Exercise description -> State the number of lines that contain the word "spoken", and add nothing else.

Supplied material ->
----------
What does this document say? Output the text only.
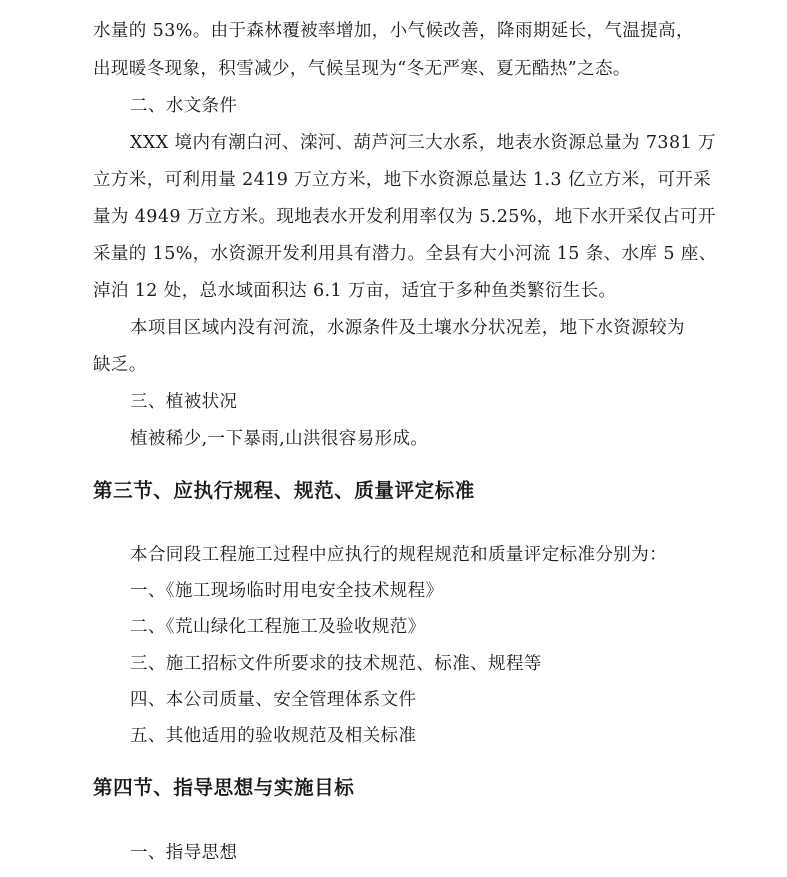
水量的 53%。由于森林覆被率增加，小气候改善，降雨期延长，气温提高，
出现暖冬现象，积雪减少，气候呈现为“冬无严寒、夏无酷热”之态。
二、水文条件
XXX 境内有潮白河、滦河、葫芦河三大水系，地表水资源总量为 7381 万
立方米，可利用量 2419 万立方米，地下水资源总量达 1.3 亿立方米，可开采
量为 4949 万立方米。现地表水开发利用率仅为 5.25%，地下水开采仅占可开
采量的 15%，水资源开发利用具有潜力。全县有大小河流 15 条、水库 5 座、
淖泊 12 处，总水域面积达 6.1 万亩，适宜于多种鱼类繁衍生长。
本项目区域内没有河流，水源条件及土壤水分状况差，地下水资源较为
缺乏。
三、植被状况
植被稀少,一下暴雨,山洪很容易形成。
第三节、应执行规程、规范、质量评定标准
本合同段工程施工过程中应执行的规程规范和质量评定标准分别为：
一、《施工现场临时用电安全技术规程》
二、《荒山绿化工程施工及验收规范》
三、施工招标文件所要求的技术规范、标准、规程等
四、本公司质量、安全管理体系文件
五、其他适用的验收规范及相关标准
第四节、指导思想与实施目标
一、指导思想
----------
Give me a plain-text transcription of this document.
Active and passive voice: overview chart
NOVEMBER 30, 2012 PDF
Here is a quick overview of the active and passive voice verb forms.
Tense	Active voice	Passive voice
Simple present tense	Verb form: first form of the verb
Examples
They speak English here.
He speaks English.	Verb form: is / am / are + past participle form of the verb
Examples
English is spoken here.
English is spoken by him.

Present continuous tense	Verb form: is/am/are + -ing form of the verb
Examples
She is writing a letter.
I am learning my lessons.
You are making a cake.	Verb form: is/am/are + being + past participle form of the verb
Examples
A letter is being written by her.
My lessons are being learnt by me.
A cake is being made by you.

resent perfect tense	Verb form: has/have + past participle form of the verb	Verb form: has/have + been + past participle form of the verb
----------
Result of this task -> 2